◆ Aim ◆
Write out the entries below once more, exactly.

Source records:
──────

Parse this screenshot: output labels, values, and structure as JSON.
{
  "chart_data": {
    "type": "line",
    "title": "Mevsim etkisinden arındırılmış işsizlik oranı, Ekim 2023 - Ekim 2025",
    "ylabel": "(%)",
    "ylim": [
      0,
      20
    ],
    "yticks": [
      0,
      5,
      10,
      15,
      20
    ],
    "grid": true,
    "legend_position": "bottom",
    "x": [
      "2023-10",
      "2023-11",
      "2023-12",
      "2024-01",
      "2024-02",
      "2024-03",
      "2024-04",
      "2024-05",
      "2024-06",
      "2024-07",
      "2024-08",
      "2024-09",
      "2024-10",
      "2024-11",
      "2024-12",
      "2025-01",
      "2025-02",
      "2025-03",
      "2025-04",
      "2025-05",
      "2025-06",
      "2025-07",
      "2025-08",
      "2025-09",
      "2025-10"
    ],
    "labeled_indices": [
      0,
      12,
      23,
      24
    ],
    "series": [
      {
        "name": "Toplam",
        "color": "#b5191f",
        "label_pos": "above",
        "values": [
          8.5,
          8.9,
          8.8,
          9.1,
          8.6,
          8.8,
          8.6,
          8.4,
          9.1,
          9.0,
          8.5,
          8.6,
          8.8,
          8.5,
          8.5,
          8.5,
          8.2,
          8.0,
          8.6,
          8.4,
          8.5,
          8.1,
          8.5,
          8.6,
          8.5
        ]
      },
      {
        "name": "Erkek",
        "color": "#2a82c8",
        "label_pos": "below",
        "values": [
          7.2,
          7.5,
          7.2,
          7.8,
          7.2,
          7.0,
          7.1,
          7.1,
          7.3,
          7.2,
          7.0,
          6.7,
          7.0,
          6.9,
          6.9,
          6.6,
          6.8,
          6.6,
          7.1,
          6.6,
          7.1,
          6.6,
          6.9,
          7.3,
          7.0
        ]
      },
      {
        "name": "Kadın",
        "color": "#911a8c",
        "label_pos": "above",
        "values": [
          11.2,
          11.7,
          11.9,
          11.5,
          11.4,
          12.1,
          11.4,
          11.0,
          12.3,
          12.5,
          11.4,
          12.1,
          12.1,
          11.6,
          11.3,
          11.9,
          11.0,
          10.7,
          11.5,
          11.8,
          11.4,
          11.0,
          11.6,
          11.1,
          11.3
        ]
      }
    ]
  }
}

──────

◆ Written answer ◆
Parse this screenshot: output labels, values, and structure as JSON.
{
  "chart_data": {
    "type": "line",
    "title": "Mevsim etkisinden arındırılmış işsizlik oranı, Ekim 2023 - Ekim 2025",
    "ylabel": "(%)",
    "ylim": [
      0,
      20
    ],
    "yticks": [
      0,
      5,
      10,
      15,
      20
    ],
    "grid": true,
    "legend_position": "bottom",
    "x": [
      "2023-10",
      "2023-11",
      "2023-12",
      "2024-01",
      "2024-02",
      "2024-03",
      "2024-04",
      "2024-05",
      "2024-06",
      "2024-07",
      "2024-08",
      "2024-09",
      "2024-10",
      "2024-11",
      "2024-12",
      "2025-01",
      "2025-02",
      "2025-03",
      "2025-04",
      "2025-05",
      "2025-06",
      "2025-07",
      "2025-08",
      "2025-09",
      "2025-10"
    ],
    "labeled_indices": [
      0,
      12,
      23,
      24
    ],
    "series": [
      {
        "name": "Toplam",
        "color": "#b5191f",
        "label_pos": "above",
        "values": [
          8.5,
          8.9,
          8.8,
          9.1,
          8.6,
          8.8,
          8.6,
          8.4,
          9.1,
          9.0,
          8.5,
          8.6,
          8.8,
          8.5,
          8.5,
          8.5,
          8.2,
          8.0,
          8.6,
          8.4,
          8.5,
          8.1,
          8.5,
          8.6,
          8.5
        ]
      },
      {
        "name": "Erkek",
        "color": "#2a82c8",
        "label_pos": "below",
        "values": [
          7.2,
          7.5,
          7.2,
          7.8,
          7.2,
          7.0,
          7.1,
          7.1,
          7.3,
          7.2,
          7.0,
          6.7,
          7.0,
          6.9,
          6.9,
          6.6,
          6.8,
          6.6,
          7.1,
          6.6,
          7.1,
          6.6,
          6.9,
          7.3,
          7.0
        ]
      },
      {
        "name": "Kadın",
        "color": "#911a8c",
        "label_pos": "above",
        "values": [
          11.2,
          11.7,
          11.9,
          11.5,
          11.4,
          12.1,
          11.4,
          11.0,
          12.3,
          12.5,
          11.4,
          12.1,
          12.1,
          11.6,
          11.3,
          11.9,
          11.0,
          10.7,
          11.5,
          11.8,
          11.4,
          11.0,
          11.6,
          11.1,
          11.3
        ]
      }
    ]
  }
}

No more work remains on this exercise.